=== Exercise prompt ===
Give the entries back exactly, dropping each image.

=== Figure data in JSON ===
□ □ □ □ □ □ □

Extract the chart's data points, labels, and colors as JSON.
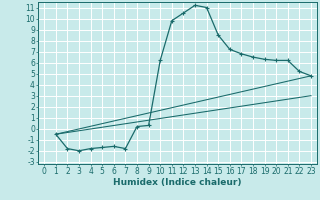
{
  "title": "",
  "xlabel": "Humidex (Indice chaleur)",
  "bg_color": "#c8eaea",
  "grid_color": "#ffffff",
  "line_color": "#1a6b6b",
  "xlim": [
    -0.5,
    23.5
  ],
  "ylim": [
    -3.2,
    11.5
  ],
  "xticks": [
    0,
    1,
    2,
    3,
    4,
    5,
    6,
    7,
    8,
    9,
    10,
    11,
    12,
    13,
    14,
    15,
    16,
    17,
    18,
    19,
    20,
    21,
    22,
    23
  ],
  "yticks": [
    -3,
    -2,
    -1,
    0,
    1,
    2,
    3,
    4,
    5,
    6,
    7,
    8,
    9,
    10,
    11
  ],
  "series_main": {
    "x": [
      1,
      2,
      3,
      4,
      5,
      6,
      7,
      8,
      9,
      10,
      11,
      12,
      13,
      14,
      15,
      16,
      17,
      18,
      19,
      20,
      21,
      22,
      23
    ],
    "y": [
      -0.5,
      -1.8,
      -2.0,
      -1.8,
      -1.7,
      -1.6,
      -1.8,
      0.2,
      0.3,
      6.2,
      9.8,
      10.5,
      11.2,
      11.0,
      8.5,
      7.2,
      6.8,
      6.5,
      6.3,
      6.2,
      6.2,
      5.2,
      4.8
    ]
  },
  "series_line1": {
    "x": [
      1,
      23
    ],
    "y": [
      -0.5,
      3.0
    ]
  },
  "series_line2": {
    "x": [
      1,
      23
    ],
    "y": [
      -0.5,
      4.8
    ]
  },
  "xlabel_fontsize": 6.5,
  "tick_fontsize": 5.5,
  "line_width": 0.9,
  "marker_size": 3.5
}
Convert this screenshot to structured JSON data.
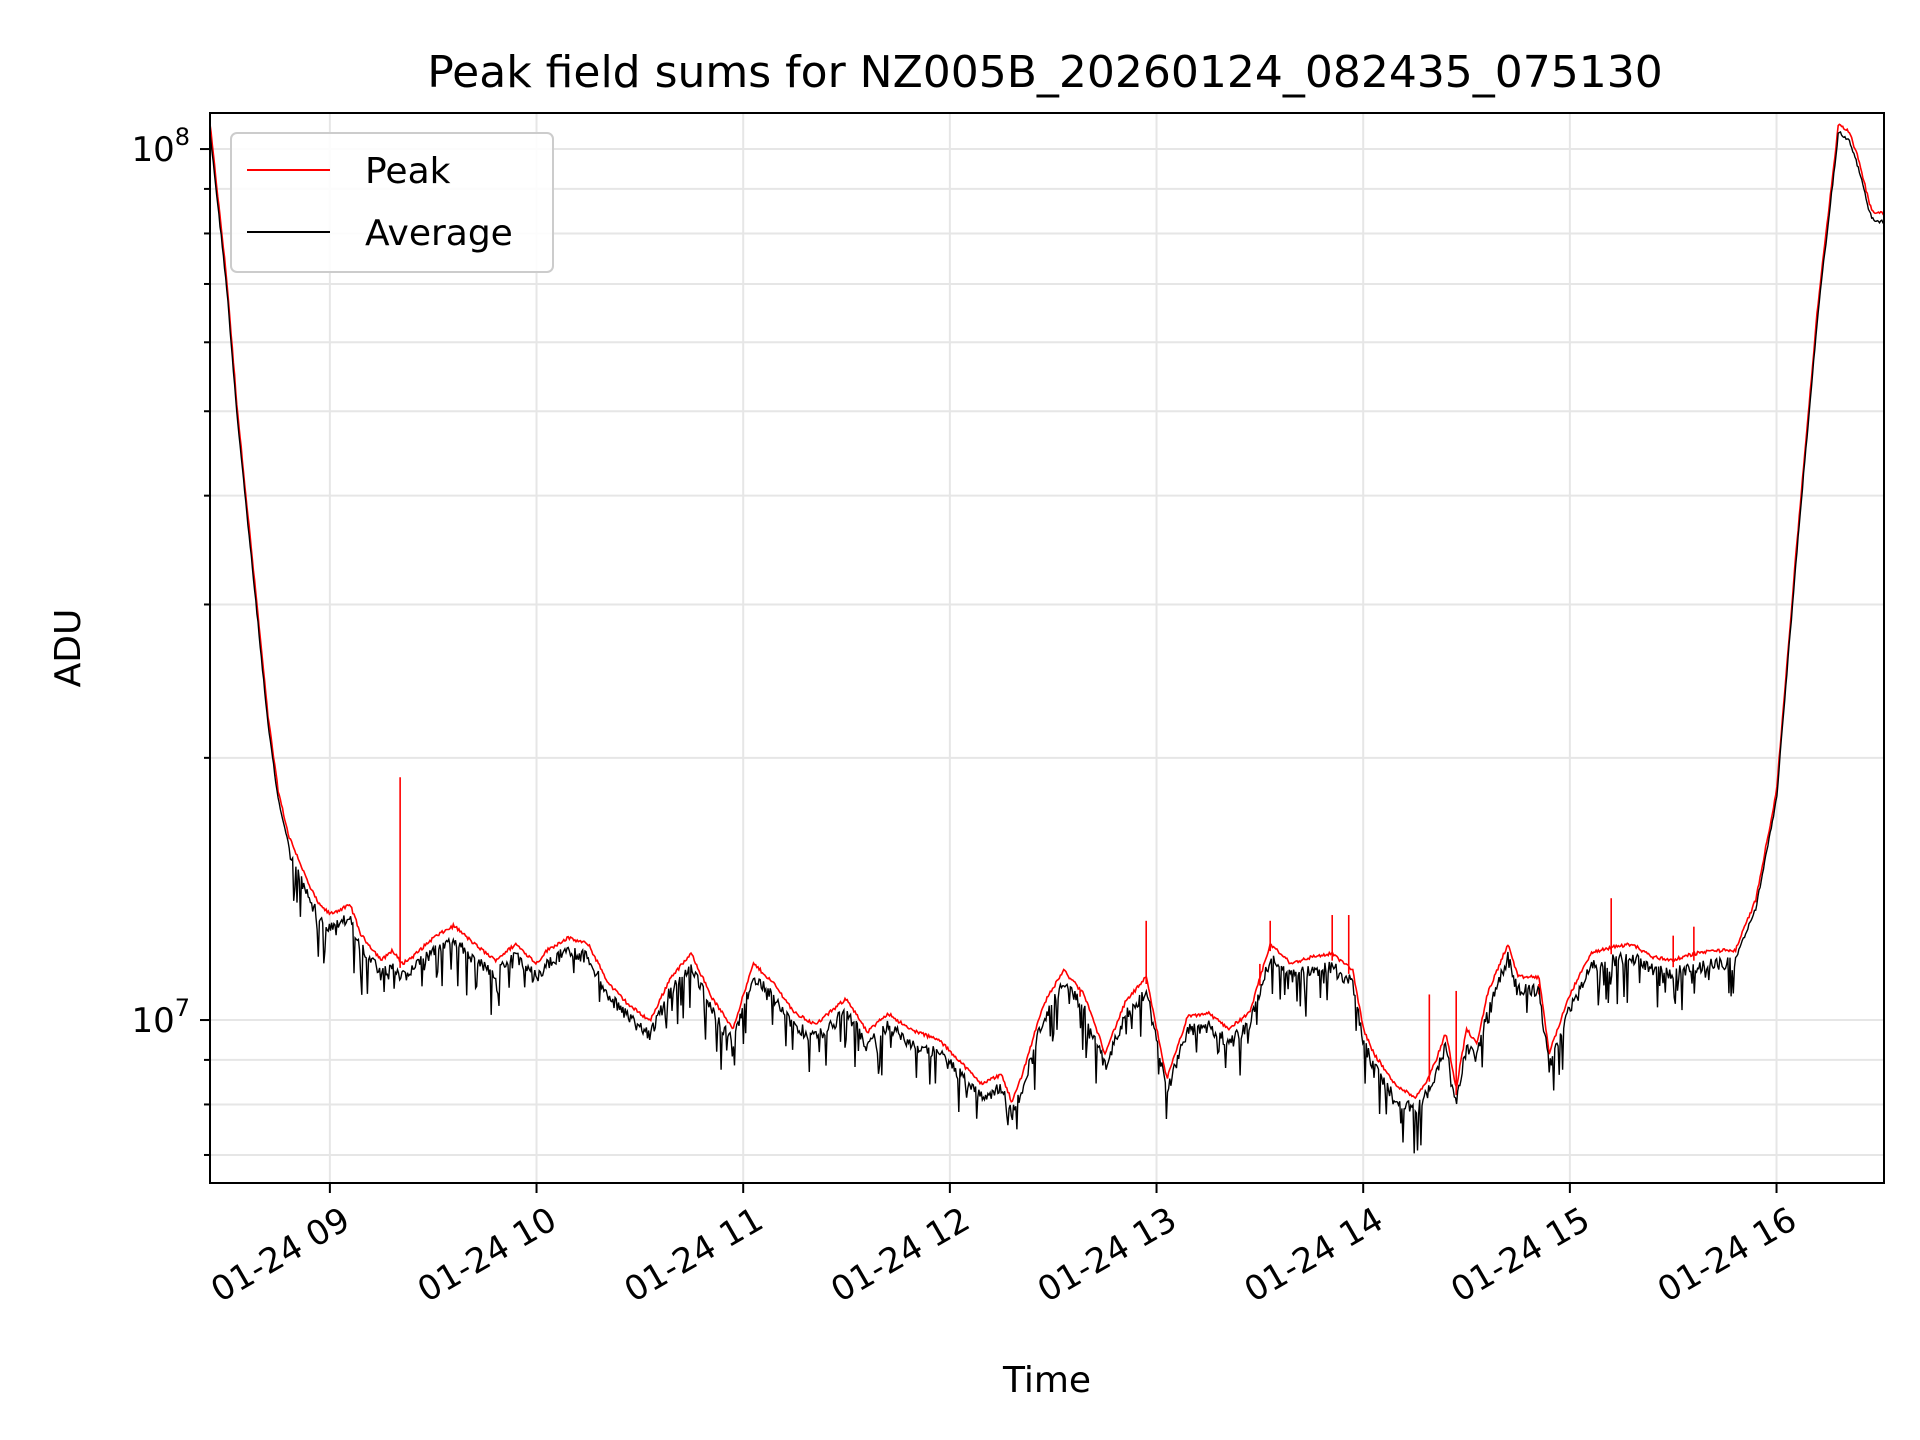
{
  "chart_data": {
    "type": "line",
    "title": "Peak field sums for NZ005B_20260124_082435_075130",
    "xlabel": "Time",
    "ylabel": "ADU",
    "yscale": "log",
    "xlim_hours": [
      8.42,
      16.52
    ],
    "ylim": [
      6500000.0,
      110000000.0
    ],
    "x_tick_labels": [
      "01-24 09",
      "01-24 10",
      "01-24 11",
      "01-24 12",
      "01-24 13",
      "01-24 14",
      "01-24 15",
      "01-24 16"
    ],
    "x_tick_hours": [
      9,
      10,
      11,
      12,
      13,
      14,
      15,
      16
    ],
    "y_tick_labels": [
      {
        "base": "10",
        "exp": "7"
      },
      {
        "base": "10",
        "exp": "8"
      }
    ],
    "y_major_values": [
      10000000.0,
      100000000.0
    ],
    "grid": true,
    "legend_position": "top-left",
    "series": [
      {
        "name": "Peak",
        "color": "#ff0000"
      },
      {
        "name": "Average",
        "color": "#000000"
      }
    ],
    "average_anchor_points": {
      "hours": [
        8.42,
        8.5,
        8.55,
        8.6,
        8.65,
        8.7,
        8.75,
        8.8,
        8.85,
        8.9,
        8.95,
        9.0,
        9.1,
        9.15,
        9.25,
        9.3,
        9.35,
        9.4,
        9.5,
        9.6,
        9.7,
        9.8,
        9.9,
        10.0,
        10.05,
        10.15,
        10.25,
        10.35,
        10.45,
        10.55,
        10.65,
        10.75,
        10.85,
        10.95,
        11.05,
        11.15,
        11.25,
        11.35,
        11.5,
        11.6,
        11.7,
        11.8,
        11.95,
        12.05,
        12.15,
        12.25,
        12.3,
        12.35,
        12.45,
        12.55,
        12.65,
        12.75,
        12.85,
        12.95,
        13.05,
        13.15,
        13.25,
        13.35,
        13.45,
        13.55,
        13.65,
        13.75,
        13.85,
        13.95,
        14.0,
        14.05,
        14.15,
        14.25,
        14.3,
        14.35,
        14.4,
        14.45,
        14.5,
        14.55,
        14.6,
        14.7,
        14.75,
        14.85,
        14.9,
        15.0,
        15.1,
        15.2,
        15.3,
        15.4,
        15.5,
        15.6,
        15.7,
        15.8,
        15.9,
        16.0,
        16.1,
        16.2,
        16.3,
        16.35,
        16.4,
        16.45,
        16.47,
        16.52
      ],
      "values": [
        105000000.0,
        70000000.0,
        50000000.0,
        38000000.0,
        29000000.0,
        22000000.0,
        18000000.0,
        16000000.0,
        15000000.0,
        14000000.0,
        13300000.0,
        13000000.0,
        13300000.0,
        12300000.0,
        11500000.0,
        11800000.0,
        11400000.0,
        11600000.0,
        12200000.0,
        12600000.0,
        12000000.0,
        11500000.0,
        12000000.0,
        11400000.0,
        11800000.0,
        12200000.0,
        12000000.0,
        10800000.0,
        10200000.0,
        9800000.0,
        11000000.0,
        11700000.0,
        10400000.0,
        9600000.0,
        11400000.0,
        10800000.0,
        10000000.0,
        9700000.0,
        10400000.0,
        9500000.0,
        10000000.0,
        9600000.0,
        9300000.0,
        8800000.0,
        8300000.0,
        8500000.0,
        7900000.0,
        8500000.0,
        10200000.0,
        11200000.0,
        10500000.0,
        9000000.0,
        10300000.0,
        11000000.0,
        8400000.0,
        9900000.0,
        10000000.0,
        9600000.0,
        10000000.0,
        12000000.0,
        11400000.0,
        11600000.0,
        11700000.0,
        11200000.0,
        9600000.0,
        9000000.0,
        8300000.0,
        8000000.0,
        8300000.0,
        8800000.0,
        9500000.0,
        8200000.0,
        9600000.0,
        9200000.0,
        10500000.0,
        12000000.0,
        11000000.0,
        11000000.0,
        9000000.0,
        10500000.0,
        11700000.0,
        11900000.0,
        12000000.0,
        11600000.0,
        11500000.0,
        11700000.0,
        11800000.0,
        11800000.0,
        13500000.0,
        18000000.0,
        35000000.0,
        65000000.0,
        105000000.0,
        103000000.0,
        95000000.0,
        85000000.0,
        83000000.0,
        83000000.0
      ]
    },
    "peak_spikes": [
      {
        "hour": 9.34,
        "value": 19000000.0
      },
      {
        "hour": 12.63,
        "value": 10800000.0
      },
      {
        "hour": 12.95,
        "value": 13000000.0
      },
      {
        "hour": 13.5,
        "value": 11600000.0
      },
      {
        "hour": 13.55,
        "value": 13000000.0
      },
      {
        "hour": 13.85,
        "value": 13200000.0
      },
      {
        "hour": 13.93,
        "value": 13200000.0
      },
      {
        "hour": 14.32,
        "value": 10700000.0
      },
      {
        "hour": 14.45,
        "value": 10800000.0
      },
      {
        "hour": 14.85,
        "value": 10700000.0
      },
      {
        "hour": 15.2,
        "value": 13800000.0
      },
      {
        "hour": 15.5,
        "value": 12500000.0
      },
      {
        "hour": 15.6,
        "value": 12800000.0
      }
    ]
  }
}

□ □ □ □ □ □ □

=== Task solution ===
Extract the chart's data points, labels, and colors as JSON.
{
  "title": "",
  "xlabel": "Humidex (Indice chaleur)",
  "bg_color": "#c8eaea",
  "grid_color": "#ffffff",
  "line_color": "#1a6b6b",
  "xlim": [
    -0.5,
    23.5
  ],
  "ylim": [
    -3.2,
    11.5
  ],
  "xticks": [
    0,
    1,
    2,
    3,
    4,
    5,
    6,
    7,
    8,
    9,
    10,
    11,
    12,
    13,
    14,
    15,
    16,
    17,
    18,
    19,
    20,
    21,
    22,
    23
  ],
  "yticks": [
    -3,
    -2,
    -1,
    0,
    1,
    2,
    3,
    4,
    5,
    6,
    7,
    8,
    9,
    10,
    11
  ],
  "series_main": {
    "x": [
      1,
      2,
      3,
      4,
      5,
      6,
      7,
      8,
      9,
      10,
      11,
      12,
      13,
      14,
      15,
      16,
      17,
      18,
      19,
      20,
      21,
      22,
      23
    ],
    "y": [
      -0.5,
      -1.8,
      -2.0,
      -1.8,
      -1.7,
      -1.6,
      -1.8,
      0.2,
      0.3,
      6.2,
      9.8,
      10.5,
      11.2,
      11.0,
      8.5,
      7.2,
      6.8,
      6.5,
      6.3,
      6.2,
      6.2,
      5.2,
      4.8
    ]
  },
  "series_line1": {
    "x": [
      1,
      23
    ],
    "y": [
      -0.5,
      3.0
    ]
  },
  "series_line2": {
    "x": [
      1,
      23
    ],
    "y": [
      -0.5,
      4.8
    ]
  },
  "xlabel_fontsize": 6.5,
  "tick_fontsize": 5.5,
  "line_width": 0.9,
  "marker_size": 3.5
}
Convert this screenshot to structured JSON data.
{
  "chart_data": {
    "type": "line",
    "title": "Peak field sums for NZ005B_20260124_082435_075130",
    "xlabel": "Time",
    "ylabel": "ADU",
    "yscale": "log",
    "xlim_hours": [
      8.42,
      16.52
    ],
    "ylim": [
      6500000.0,
      110000000.0
    ],
    "x_tick_labels": [
      "01-24 09",
      "01-24 10",
      "01-24 11",
      "01-24 12",
      "01-24 13",
      "01-24 14",
      "01-24 15",
      "01-24 16"
    ],
    "x_tick_hours": [
      9,
      10,
      11,
      12,
      13,
      14,
      15,
      16
    ],
    "y_tick_labels": [
      {
        "base": "10",
        "exp": "7"
      },
      {
        "base": "10",
        "exp": "8"
      }
    ],
    "y_major_values": [
      10000000.0,
      100000000.0
    ],
    "grid": true,
    "legend_position": "top-left",
    "series": [
      {
        "name": "Peak",
        "color": "#ff0000"
      },
      {
        "name": "Average",
        "color": "#000000"
      }
    ],
    "average_anchor_points": {
      "hours": [
        8.42,
        8.5,
        8.55,
        8.6,
        8.65,
        8.7,
        8.75,
        8.8,
        8.85,
        8.9,
        8.95,
        9.0,
        9.1,
        9.15,
        9.25,
        9.3,
        9.35,
        9.4,
        9.5,
        9.6,
        9.7,
        9.8,
        9.9,
        10.0,
        10.05,
        10.15,
        10.25,
        10.35,
        10.45,
        10.55,
        10.65,
        10.75,
        10.85,
        10.95,
        11.05,
        11.15,
        11.25,
        11.35,
        11.5,
        11.6,
        11.7,
        11.8,
        11.95,
        12.05,
        12.15,
        12.25,
        12.3,
        12.35,
        12.45,
        12.55,
        12.65,
        12.75,
        12.85,
        12.95,
        13.05,
        13.15,
        13.25,
        13.35,
        13.45,
        13.55,
        13.65,
        13.75,
        13.85,
        13.95,
        14.0,
        14.05,
        14.15,
        14.25,
        14.3,
        14.35,
        14.4,
        14.45,
        14.5,
        14.55,
        14.6,
        14.7,
        14.75,
        14.85,
        14.9,
        15.0,
        15.1,
        15.2,
        15.3,
        15.4,
        15.5,
        15.6,
        15.7,
        15.8,
        15.9,
        16.0,
        16.1,
        16.2,
        16.3,
        16.35,
        16.4,
        16.45,
        16.47,
        16.52
      ],
      "values": [
        105000000.0,
        70000000.0,
        50000000.0,
        38000000.0,
        29000000.0,
        22000000.0,
        18000000.0,
        16000000.0,
        15000000.0,
        14000000.0,
        13300000.0,
        13000000.0,
        13300000.0,
        12300000.0,
        11500000.0,
        11800000.0,
        11400000.0,
        11600000.0,
        12200000.0,
        12600000.0,
        12000000.0,
        11500000.0,
        12000000.0,
        11400000.0,
        11800000.0,
        12200000.0,
        12000000.0,
        10800000.0,
        10200000.0,
        9800000.0,
        11000000.0,
        11700000.0,
        10400000.0,
        9600000.0,
        11400000.0,
        10800000.0,
        10000000.0,
        9700000.0,
        10400000.0,
        9500000.0,
        10000000.0,
        9600000.0,
        9300000.0,
        8800000.0,
        8300000.0,
        8500000.0,
        7900000.0,
        8500000.0,
        10200000.0,
        11200000.0,
        10500000.0,
        9000000.0,
        10300000.0,
        11000000.0,
        8400000.0,
        9900000.0,
        10000000.0,
        9600000.0,
        10000000.0,
        12000000.0,
        11400000.0,
        11600000.0,
        11700000.0,
        11200000.0,
        9600000.0,
        9000000.0,
        8300000.0,
        8000000.0,
        8300000.0,
        8800000.0,
        9500000.0,
        8200000.0,
        9600000.0,
        9200000.0,
        10500000.0,
        12000000.0,
        11000000.0,
        11000000.0,
        9000000.0,
        10500000.0,
        11700000.0,
        11900000.0,
        12000000.0,
        11600000.0,
        11500000.0,
        11700000.0,
        11800000.0,
        11800000.0,
        13500000.0,
        18000000.0,
        35000000.0,
        65000000.0,
        105000000.0,
        103000000.0,
        95000000.0,
        85000000.0,
        83000000.0,
        83000000.0
      ]
    },
    "peak_spikes": [
      {
        "hour": 9.34,
        "value": 19000000.0
      },
      {
        "hour": 12.63,
        "value": 10800000.0
      },
      {
        "hour": 12.95,
        "value": 13000000.0
      },
      {
        "hour": 13.5,
        "value": 11600000.0
      },
      {
        "hour": 13.55,
        "value": 13000000.0
      },
      {
        "hour": 13.85,
        "value": 13200000.0
      },
      {
        "hour": 13.93,
        "value": 13200000.0
      },
      {
        "hour": 14.32,
        "value": 10700000.0
      },
      {
        "hour": 14.45,
        "value": 10800000.0
      },
      {
        "hour": 14.85,
        "value": 10700000.0
      },
      {
        "hour": 15.2,
        "value": 13800000.0
      },
      {
        "hour": 15.5,
        "value": 12500000.0
      },
      {
        "hour": 15.6,
        "value": 12800000.0
      }
    ]
  }
}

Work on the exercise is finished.